**SET TASK**
List all lines of the data containing the word "boundary".

**DATA RECORDS**
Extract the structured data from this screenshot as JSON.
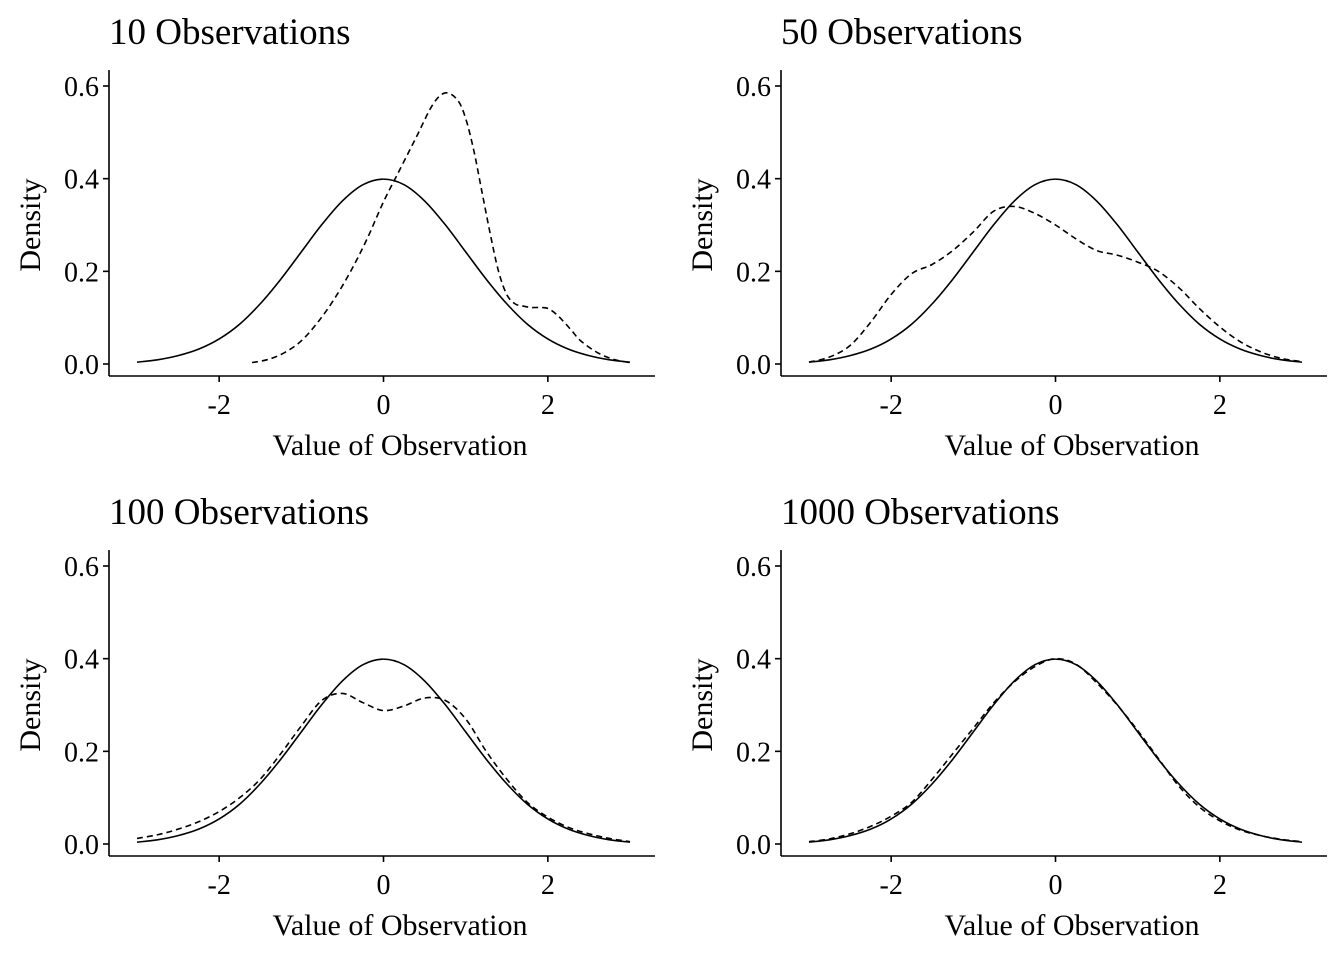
{
  "chart_data": [
    {
      "type": "line",
      "title": "10 Observations",
      "xlabel": "Value of Observation",
      "ylabel": "Density",
      "xlim": [
        -3,
        3
      ],
      "ylim": [
        0,
        0.6
      ],
      "xticks": [
        "-2",
        "0",
        "2"
      ],
      "yticks": [
        "0.0",
        "0.2",
        "0.4",
        "0.6"
      ],
      "grid": false,
      "series": [
        {
          "style": "solid",
          "x": [
            -3,
            -2.75,
            -2.5,
            -2.25,
            -2,
            -1.75,
            -1.5,
            -1.25,
            -1,
            -0.75,
            -0.5,
            -0.25,
            0,
            0.25,
            0.5,
            0.75,
            1,
            1.25,
            1.5,
            1.75,
            2,
            2.25,
            2.5,
            2.75,
            3
          ],
          "y": [
            0.004,
            0.009,
            0.018,
            0.032,
            0.054,
            0.086,
            0.13,
            0.183,
            0.242,
            0.301,
            0.352,
            0.387,
            0.399,
            0.387,
            0.352,
            0.301,
            0.242,
            0.183,
            0.13,
            0.086,
            0.054,
            0.032,
            0.018,
            0.009,
            0.004
          ]
        },
        {
          "style": "dashed",
          "x": [
            -1.6,
            -1.4,
            -1.2,
            -1,
            -0.8,
            -0.6,
            -0.4,
            -0.2,
            0,
            0.2,
            0.4,
            0.6,
            0.75,
            0.9,
            1,
            1.1,
            1.2,
            1.3,
            1.4,
            1.5,
            1.6,
            1.7,
            1.8,
            1.9,
            2,
            2.1,
            2.2,
            2.3,
            2.4,
            2.6,
            2.8,
            3
          ],
          "y": [
            0.003,
            0.01,
            0.025,
            0.05,
            0.09,
            0.14,
            0.2,
            0.27,
            0.35,
            0.42,
            0.49,
            0.56,
            0.585,
            0.57,
            0.53,
            0.46,
            0.37,
            0.28,
            0.2,
            0.15,
            0.13,
            0.125,
            0.122,
            0.122,
            0.12,
            0.108,
            0.09,
            0.07,
            0.05,
            0.025,
            0.01,
            0.003
          ]
        }
      ]
    },
    {
      "type": "line",
      "title": "50 Observations",
      "xlabel": "Value of Observation",
      "ylabel": "Density",
      "xlim": [
        -3,
        3
      ],
      "ylim": [
        0,
        0.6
      ],
      "xticks": [
        "-2",
        "0",
        "2"
      ],
      "yticks": [
        "0.0",
        "0.2",
        "0.4",
        "0.6"
      ],
      "grid": false,
      "series": [
        {
          "style": "solid",
          "x": [
            -3,
            -2.75,
            -2.5,
            -2.25,
            -2,
            -1.75,
            -1.5,
            -1.25,
            -1,
            -0.75,
            -0.5,
            -0.25,
            0,
            0.25,
            0.5,
            0.75,
            1,
            1.25,
            1.5,
            1.75,
            2,
            2.25,
            2.5,
            2.75,
            3
          ],
          "y": [
            0.004,
            0.009,
            0.018,
            0.032,
            0.054,
            0.086,
            0.13,
            0.183,
            0.242,
            0.301,
            0.352,
            0.387,
            0.399,
            0.387,
            0.352,
            0.301,
            0.242,
            0.183,
            0.13,
            0.086,
            0.054,
            0.032,
            0.018,
            0.009,
            0.004
          ]
        },
        {
          "style": "dashed",
          "x": [
            -3,
            -2.75,
            -2.5,
            -2.25,
            -2,
            -1.75,
            -1.5,
            -1.25,
            -1,
            -0.75,
            -0.5,
            -0.25,
            0,
            0.25,
            0.5,
            0.75,
            1,
            1.25,
            1.5,
            1.75,
            2,
            2.25,
            2.5,
            2.75,
            3
          ],
          "y": [
            0.004,
            0.015,
            0.04,
            0.09,
            0.15,
            0.195,
            0.215,
            0.245,
            0.285,
            0.33,
            0.34,
            0.325,
            0.3,
            0.27,
            0.245,
            0.235,
            0.22,
            0.2,
            0.165,
            0.12,
            0.08,
            0.048,
            0.026,
            0.012,
            0.005
          ]
        }
      ]
    },
    {
      "type": "line",
      "title": "100 Observations",
      "xlabel": "Value of Observation",
      "ylabel": "Density",
      "xlim": [
        -3,
        3
      ],
      "ylim": [
        0,
        0.6
      ],
      "xticks": [
        "-2",
        "0",
        "2"
      ],
      "yticks": [
        "0.0",
        "0.2",
        "0.4",
        "0.6"
      ],
      "grid": false,
      "series": [
        {
          "style": "solid",
          "x": [
            -3,
            -2.75,
            -2.5,
            -2.25,
            -2,
            -1.75,
            -1.5,
            -1.25,
            -1,
            -0.75,
            -0.5,
            -0.25,
            0,
            0.25,
            0.5,
            0.75,
            1,
            1.25,
            1.5,
            1.75,
            2,
            2.25,
            2.5,
            2.75,
            3
          ],
          "y": [
            0.004,
            0.009,
            0.018,
            0.032,
            0.054,
            0.086,
            0.13,
            0.183,
            0.242,
            0.301,
            0.352,
            0.387,
            0.399,
            0.387,
            0.352,
            0.301,
            0.242,
            0.183,
            0.13,
            0.086,
            0.054,
            0.032,
            0.018,
            0.009,
            0.004
          ]
        },
        {
          "style": "dashed",
          "x": [
            -3,
            -2.75,
            -2.5,
            -2.25,
            -2,
            -1.75,
            -1.5,
            -1.25,
            -1,
            -0.75,
            -0.5,
            -0.25,
            0,
            0.25,
            0.5,
            0.75,
            1,
            1.25,
            1.5,
            1.75,
            2,
            2.25,
            2.5,
            2.75,
            3
          ],
          "y": [
            0.012,
            0.02,
            0.032,
            0.048,
            0.07,
            0.1,
            0.14,
            0.195,
            0.255,
            0.31,
            0.325,
            0.305,
            0.288,
            0.298,
            0.315,
            0.31,
            0.27,
            0.2,
            0.14,
            0.09,
            0.058,
            0.036,
            0.022,
            0.012,
            0.005
          ]
        }
      ]
    },
    {
      "type": "line",
      "title": "1000 Observations",
      "xlabel": "Value of Observation",
      "ylabel": "Density",
      "xlim": [
        -3,
        3
      ],
      "ylim": [
        0,
        0.6
      ],
      "xticks": [
        "-2",
        "0",
        "2"
      ],
      "yticks": [
        "0.0",
        "0.2",
        "0.4",
        "0.6"
      ],
      "grid": false,
      "series": [
        {
          "style": "solid",
          "x": [
            -3,
            -2.75,
            -2.5,
            -2.25,
            -2,
            -1.75,
            -1.5,
            -1.25,
            -1,
            -0.75,
            -0.5,
            -0.25,
            0,
            0.25,
            0.5,
            0.75,
            1,
            1.25,
            1.5,
            1.75,
            2,
            2.25,
            2.5,
            2.75,
            3
          ],
          "y": [
            0.004,
            0.009,
            0.018,
            0.032,
            0.054,
            0.086,
            0.13,
            0.183,
            0.242,
            0.301,
            0.352,
            0.387,
            0.399,
            0.387,
            0.352,
            0.301,
            0.242,
            0.183,
            0.13,
            0.086,
            0.054,
            0.032,
            0.018,
            0.009,
            0.004
          ]
        },
        {
          "style": "dashed",
          "x": [
            -3,
            -2.75,
            -2.5,
            -2.25,
            -2,
            -1.75,
            -1.5,
            -1.25,
            -1,
            -0.75,
            -0.5,
            -0.25,
            0,
            0.25,
            0.5,
            0.75,
            1,
            1.25,
            1.5,
            1.75,
            2,
            2.25,
            2.5,
            2.75,
            3
          ],
          "y": [
            0.005,
            0.011,
            0.022,
            0.038,
            0.06,
            0.09,
            0.14,
            0.195,
            0.25,
            0.305,
            0.35,
            0.383,
            0.4,
            0.388,
            0.348,
            0.3,
            0.245,
            0.185,
            0.125,
            0.08,
            0.05,
            0.03,
            0.018,
            0.01,
            0.005
          ]
        }
      ]
    }
  ]
}
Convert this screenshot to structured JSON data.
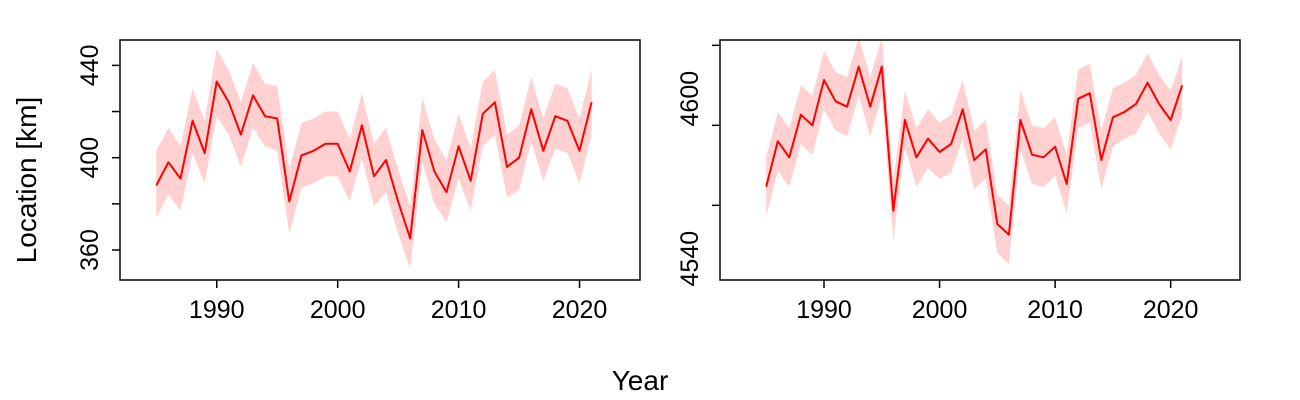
{
  "figure": {
    "ylabel": "Location [km]",
    "xlabel": "Year",
    "line_color": "#ff0000",
    "band_color": "#ffb3b3"
  },
  "chart_data": [
    {
      "type": "line",
      "xlim": [
        1982,
        2025
      ],
      "ylim": [
        347,
        451
      ],
      "xticks": [
        1990,
        2000,
        2010,
        2020
      ],
      "yticks": [
        360,
        400,
        440
      ],
      "x": [
        1985,
        1986,
        1987,
        1988,
        1989,
        1990,
        1991,
        1992,
        1993,
        1994,
        1995,
        1996,
        1997,
        1998,
        1999,
        2000,
        2001,
        2002,
        2003,
        2004,
        2005,
        2006,
        2007,
        2008,
        2009,
        2010,
        2011,
        2012,
        2013,
        2014,
        2015,
        2016,
        2017,
        2018,
        2019,
        2020,
        2021
      ],
      "series": [
        {
          "y": [
            388,
            398,
            391,
            416,
            402,
            433,
            424,
            410,
            427,
            418,
            417,
            381,
            401,
            403,
            406,
            406,
            394,
            414,
            392,
            399,
            381,
            365,
            412,
            394,
            385,
            405,
            390,
            419,
            424,
            396,
            400,
            421,
            403,
            418,
            416,
            403,
            424
          ],
          "lower": [
            374,
            384,
            377,
            402,
            389,
            418,
            410,
            396,
            413,
            405,
            403,
            367,
            387,
            389,
            392,
            392,
            381,
            400,
            379,
            385,
            367,
            352,
            398,
            380,
            372,
            391,
            377,
            405,
            410,
            383,
            386,
            407,
            390,
            404,
            402,
            389,
            410
          ],
          "upper": [
            403,
            413,
            405,
            430,
            416,
            447,
            438,
            424,
            441,
            432,
            431,
            395,
            415,
            417,
            420,
            420,
            408,
            428,
            406,
            413,
            395,
            379,
            426,
            408,
            399,
            419,
            404,
            433,
            438,
            410,
            414,
            435,
            417,
            432,
            430,
            417,
            438
          ]
        }
      ]
    },
    {
      "type": "line",
      "xlim": [
        1981,
        2026
      ],
      "ylim": [
        4532,
        4622
      ],
      "xticks": [
        1990,
        2000,
        2010,
        2020
      ],
      "yticks": [
        4540,
        4600
      ],
      "x": [
        1985,
        1986,
        1987,
        1988,
        1989,
        1990,
        1991,
        1992,
        1993,
        1994,
        1995,
        1996,
        1997,
        1998,
        1999,
        2000,
        2001,
        2002,
        2003,
        2004,
        2005,
        2006,
        2007,
        2008,
        2009,
        2010,
        2011,
        2012,
        2013,
        2014,
        2015,
        2016,
        2017,
        2018,
        2019,
        2020,
        2021
      ],
      "series": [
        {
          "y": [
            4567,
            4584,
            4578,
            4594,
            4590,
            4607,
            4599,
            4597,
            4612,
            4597,
            4612,
            4558,
            4592,
            4578,
            4585,
            4580,
            4583,
            4596,
            4577,
            4581,
            4553,
            4549,
            4592,
            4579,
            4578,
            4582,
            4568,
            4600,
            4602,
            4577,
            4593,
            4595,
            4598,
            4606,
            4598,
            4592,
            4605
          ],
          "lower": [
            4556,
            4573,
            4567,
            4583,
            4579,
            4596,
            4588,
            4586,
            4601,
            4586,
            4601,
            4547,
            4582,
            4567,
            4574,
            4570,
            4572,
            4585,
            4566,
            4570,
            4542,
            4538,
            4581,
            4568,
            4567,
            4571,
            4557,
            4589,
            4591,
            4566,
            4582,
            4585,
            4587,
            4595,
            4587,
            4581,
            4594
          ],
          "upper": [
            4578,
            4595,
            4589,
            4605,
            4601,
            4618,
            4610,
            4608,
            4623,
            4608,
            4623,
            4569,
            4603,
            4589,
            4596,
            4591,
            4594,
            4607,
            4588,
            4592,
            4564,
            4560,
            4603,
            4590,
            4589,
            4593,
            4579,
            4611,
            4613,
            4588,
            4604,
            4606,
            4609,
            4617,
            4609,
            4603,
            4616
          ]
        }
      ]
    }
  ]
}
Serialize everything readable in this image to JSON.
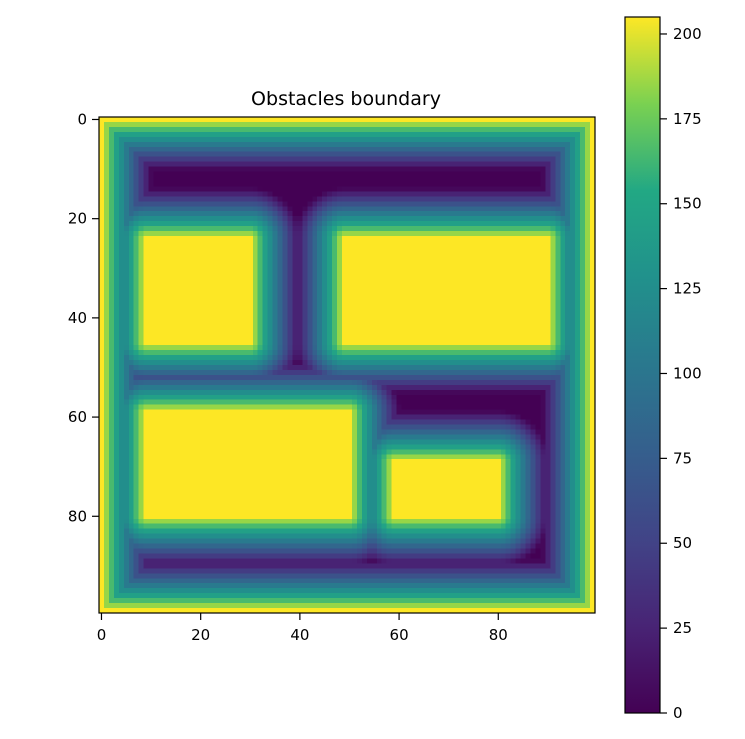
{
  "chart_data": {
    "type": "heatmap",
    "title": "Obstacles boundary",
    "xlabel": "",
    "ylabel": "",
    "grid_size": [
      100,
      100
    ],
    "x_ticks": [
      0,
      20,
      40,
      60,
      80
    ],
    "y_ticks": [
      0,
      20,
      40,
      60,
      80
    ],
    "xlim": [
      -0.5,
      99.5
    ],
    "ylim": [
      99.5,
      -0.5
    ],
    "y_axis_inverted": true,
    "colormap": "viridis",
    "grid": false,
    "value_range": [
      0,
      205
    ],
    "colorbar_ticks": [
      0,
      25,
      50,
      75,
      100,
      125,
      150,
      175,
      200
    ],
    "colorbar_position": "right",
    "description_of_field": "distance-based boundary value: high (~205) inside obstacles and at outer border, decaying to ~0 in free space",
    "outer_border": {
      "value": 205,
      "decay_per_cell": 20
    },
    "obstacles": [
      {
        "x_min": 9,
        "x_max": 30,
        "y_min": 24,
        "y_max": 45,
        "value": 205
      },
      {
        "x_min": 49,
        "x_max": 90,
        "y_min": 24,
        "y_max": 45,
        "value": 205
      },
      {
        "x_min": 9,
        "x_max": 50,
        "y_min": 59,
        "y_max": 80,
        "value": 205
      },
      {
        "x_min": 59,
        "x_max": 80,
        "y_min": 69,
        "y_max": 80,
        "value": 205
      }
    ],
    "obstacle_decay_per_cell": 20
  }
}
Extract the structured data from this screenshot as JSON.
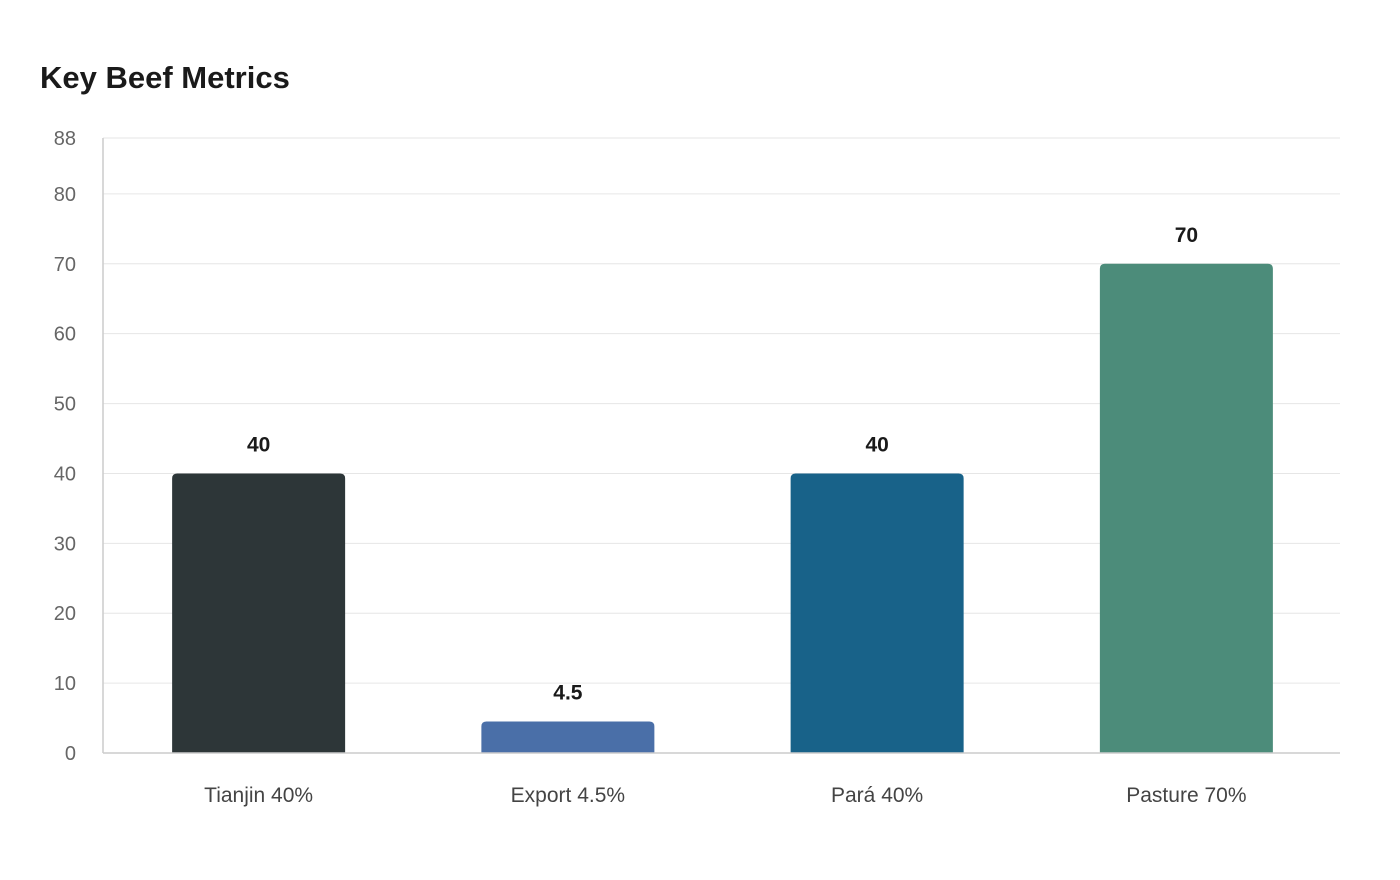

**PROBLEM SOLUTION**
    "title": "Obstacles boundary",
    "description_of_field": "distance-based boundary value: high (~205) inside obstacles and at outer border, decaying to ~0 in free space",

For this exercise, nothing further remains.